_Exercise goal_.
Copy out all of the material exactly.

-- BEGIN Entries shown --

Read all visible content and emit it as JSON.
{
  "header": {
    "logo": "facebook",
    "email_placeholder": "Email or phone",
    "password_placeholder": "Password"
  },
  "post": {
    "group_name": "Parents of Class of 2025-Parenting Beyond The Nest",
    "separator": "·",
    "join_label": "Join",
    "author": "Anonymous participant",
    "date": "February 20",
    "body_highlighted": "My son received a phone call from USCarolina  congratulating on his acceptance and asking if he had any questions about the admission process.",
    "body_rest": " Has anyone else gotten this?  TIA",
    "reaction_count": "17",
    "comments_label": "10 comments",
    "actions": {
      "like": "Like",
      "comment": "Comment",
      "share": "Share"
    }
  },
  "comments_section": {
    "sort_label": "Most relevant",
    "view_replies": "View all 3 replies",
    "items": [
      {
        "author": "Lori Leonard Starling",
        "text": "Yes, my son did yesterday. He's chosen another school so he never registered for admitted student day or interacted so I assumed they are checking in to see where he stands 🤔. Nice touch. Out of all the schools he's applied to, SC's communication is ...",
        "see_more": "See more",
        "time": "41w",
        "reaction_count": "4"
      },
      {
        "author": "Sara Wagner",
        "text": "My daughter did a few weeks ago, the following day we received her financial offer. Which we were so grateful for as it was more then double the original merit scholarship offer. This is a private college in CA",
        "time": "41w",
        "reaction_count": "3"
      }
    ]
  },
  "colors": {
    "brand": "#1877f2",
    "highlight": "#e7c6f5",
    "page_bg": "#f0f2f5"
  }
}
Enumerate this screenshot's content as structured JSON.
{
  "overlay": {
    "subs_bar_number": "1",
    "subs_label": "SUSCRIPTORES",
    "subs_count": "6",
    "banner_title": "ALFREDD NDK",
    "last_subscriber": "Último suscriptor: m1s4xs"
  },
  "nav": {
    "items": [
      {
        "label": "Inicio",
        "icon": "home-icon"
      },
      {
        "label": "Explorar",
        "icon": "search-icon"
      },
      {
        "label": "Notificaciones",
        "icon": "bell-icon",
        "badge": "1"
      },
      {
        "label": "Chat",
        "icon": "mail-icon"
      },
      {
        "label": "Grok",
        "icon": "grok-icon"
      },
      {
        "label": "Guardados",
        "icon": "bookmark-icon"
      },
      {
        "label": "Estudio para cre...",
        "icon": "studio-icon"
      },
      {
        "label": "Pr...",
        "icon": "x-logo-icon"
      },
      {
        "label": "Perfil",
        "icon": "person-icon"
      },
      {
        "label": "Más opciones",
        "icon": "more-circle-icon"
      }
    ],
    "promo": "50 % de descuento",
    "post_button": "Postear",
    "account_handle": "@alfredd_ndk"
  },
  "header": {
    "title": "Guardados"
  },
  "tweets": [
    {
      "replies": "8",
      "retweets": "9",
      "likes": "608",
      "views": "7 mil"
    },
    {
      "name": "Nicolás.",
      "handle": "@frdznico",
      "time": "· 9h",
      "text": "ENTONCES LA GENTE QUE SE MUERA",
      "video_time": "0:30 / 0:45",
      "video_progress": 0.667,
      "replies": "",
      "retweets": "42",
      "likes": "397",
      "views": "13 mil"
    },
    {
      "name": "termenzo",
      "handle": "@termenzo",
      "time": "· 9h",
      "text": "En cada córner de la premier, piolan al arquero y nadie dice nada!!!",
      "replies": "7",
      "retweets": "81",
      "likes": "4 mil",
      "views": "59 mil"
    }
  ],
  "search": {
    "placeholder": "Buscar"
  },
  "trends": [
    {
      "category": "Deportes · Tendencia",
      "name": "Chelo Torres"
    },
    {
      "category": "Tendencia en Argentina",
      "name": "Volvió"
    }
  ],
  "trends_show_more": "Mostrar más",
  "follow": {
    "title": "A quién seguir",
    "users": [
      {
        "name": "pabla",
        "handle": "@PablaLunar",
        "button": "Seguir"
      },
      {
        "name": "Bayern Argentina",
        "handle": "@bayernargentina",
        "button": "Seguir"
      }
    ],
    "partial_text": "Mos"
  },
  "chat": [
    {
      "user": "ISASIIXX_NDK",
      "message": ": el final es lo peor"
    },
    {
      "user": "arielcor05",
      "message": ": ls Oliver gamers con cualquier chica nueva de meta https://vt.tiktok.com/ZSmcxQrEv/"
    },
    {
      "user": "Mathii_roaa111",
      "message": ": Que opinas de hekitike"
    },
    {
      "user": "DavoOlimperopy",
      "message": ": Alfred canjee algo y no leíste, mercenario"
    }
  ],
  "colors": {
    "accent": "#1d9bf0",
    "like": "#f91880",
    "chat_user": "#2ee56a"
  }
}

-- END Entries shown --

_Result of this exercise_.
Read all visible content and emit it as JSON.
{
  "header": {
    "logo": "facebook",
    "email_placeholder": "Email or phone",
    "password_placeholder": "Password"
  },
  "post": {
    "group_name": "Parents of Class of 2025-Parenting Beyond The Nest",
    "separator": "·",
    "join_label": "Join",
    "author": "Anonymous participant",
    "date": "February 20",
    "body_highlighted": "My son received a phone call from USCarolina  congratulating on his acceptance and asking if he had any questions about the admission process.",
    "body_rest": " Has anyone else gotten this?  TIA",
    "reaction_count": "17",
    "comments_label": "10 comments",
    "actions": {
      "like": "Like",
      "comment": "Comment",
      "share": "Share"
    }
  },
  "comments_section": {
    "sort_label": "Most relevant",
    "view_replies": "View all 3 replies",
    "items": [
      {
        "author": "Lori Leonard Starling",
        "text": "Yes, my son did yesterday. He's chosen another school so he never registered for admitted student day or interacted so I assumed they are checking in to see where he stands 🤔. Nice touch. Out of all the schools he's applied to, SC's communication is ...",
        "see_more": "See more",
        "time": "41w",
        "reaction_count": "4"
      },
      {
        "author": "Sara Wagner",
        "text": "My daughter did a few weeks ago, the following day we received her financial offer. Which we were so grateful for as it was more then double the original merit scholarship offer. This is a private college in CA",
        "time": "41w",
        "reaction_count": "3"
      }
    ]
  },
  "colors": {
    "brand": "#1877f2",
    "highlight": "#e7c6f5",
    "page_bg": "#f0f2f5"
  }
}
Enumerate this screenshot's content as structured JSON.
{
  "overlay": {
    "subs_bar_number": "1",
    "subs_label": "SUSCRIPTORES",
    "subs_count": "6",
    "banner_title": "ALFREDD NDK",
    "last_subscriber": "Último suscriptor: m1s4xs"
  },
  "nav": {
    "items": [
      {
        "label": "Inicio",
        "icon": "home-icon"
      },
      {
        "label": "Explorar",
        "icon": "search-icon"
      },
      {
        "label": "Notificaciones",
        "icon": "bell-icon",
        "badge": "1"
      },
      {
        "label": "Chat",
        "icon": "mail-icon"
      },
      {
        "label": "Grok",
        "icon": "grok-icon"
      },
      {
        "label": "Guardados",
        "icon": "bookmark-icon"
      },
      {
        "label": "Estudio para cre...",
        "icon": "studio-icon"
      },
      {
        "label": "Pr...",
        "icon": "x-logo-icon"
      },
      {
        "label": "Perfil",
        "icon": "person-icon"
      },
      {
        "label": "Más opciones",
        "icon": "more-circle-icon"
      }
    ],
    "promo": "50 % de descuento",
    "post_button": "Postear",
    "account_handle": "@alfredd_ndk"
  },
  "header": {
    "title": "Guardados"
  },
  "tweets": [
    {
      "replies": "8",
      "retweets": "9",
      "likes": "608",
      "views": "7 mil"
    },
    {
      "name": "Nicolás.",
      "handle": "@frdznico",
      "time": "· 9h",
      "text": "ENTONCES LA GENTE QUE SE MUERA",
      "video_time": "0:30 / 0:45",
      "video_progress": 0.667,
      "replies": "",
      "retweets": "42",
      "likes": "397",
      "views": "13 mil"
    },
    {
      "name": "termenzo",
      "handle": "@termenzo",
      "time": "· 9h",
      "text": "En cada córner de la premier, piolan al arquero y nadie dice nada!!!",
      "replies": "7",
      "retweets": "81",
      "likes": "4 mil",
      "views": "59 mil"
    }
  ],
  "search": {
    "placeholder": "Buscar"
  },
  "trends": [
    {
      "category": "Deportes · Tendencia",
      "name": "Chelo Torres"
    },
    {
      "category": "Tendencia en Argentina",
      "name": "Volvió"
    }
  ],
  "trends_show_more": "Mostrar más",
  "follow": {
    "title": "A quién seguir",
    "users": [
      {
        "name": "pabla",
        "handle": "@PablaLunar",
        "button": "Seguir"
      },
      {
        "name": "Bayern Argentina",
        "handle": "@bayernargentina",
        "button": "Seguir"
      }
    ],
    "partial_text": "Mos"
  },
  "chat": [
    {
      "user": "ISASIIXX_NDK",
      "message": ": el final es lo peor"
    },
    {
      "user": "arielcor05",
      "message": ": ls Oliver gamers con cualquier chica nueva de meta https://vt.tiktok.com/ZSmcxQrEv/"
    },
    {
      "user": "Mathii_roaa111",
      "message": ": Que opinas de hekitike"
    },
    {
      "user": "DavoOlimperopy",
      "message": ": Alfred canjee algo y no leíste, mercenario"
    }
  ],
  "colors": {
    "accent": "#1d9bf0",
    "like": "#f91880",
    "chat_user": "#2ee56a"
  }
}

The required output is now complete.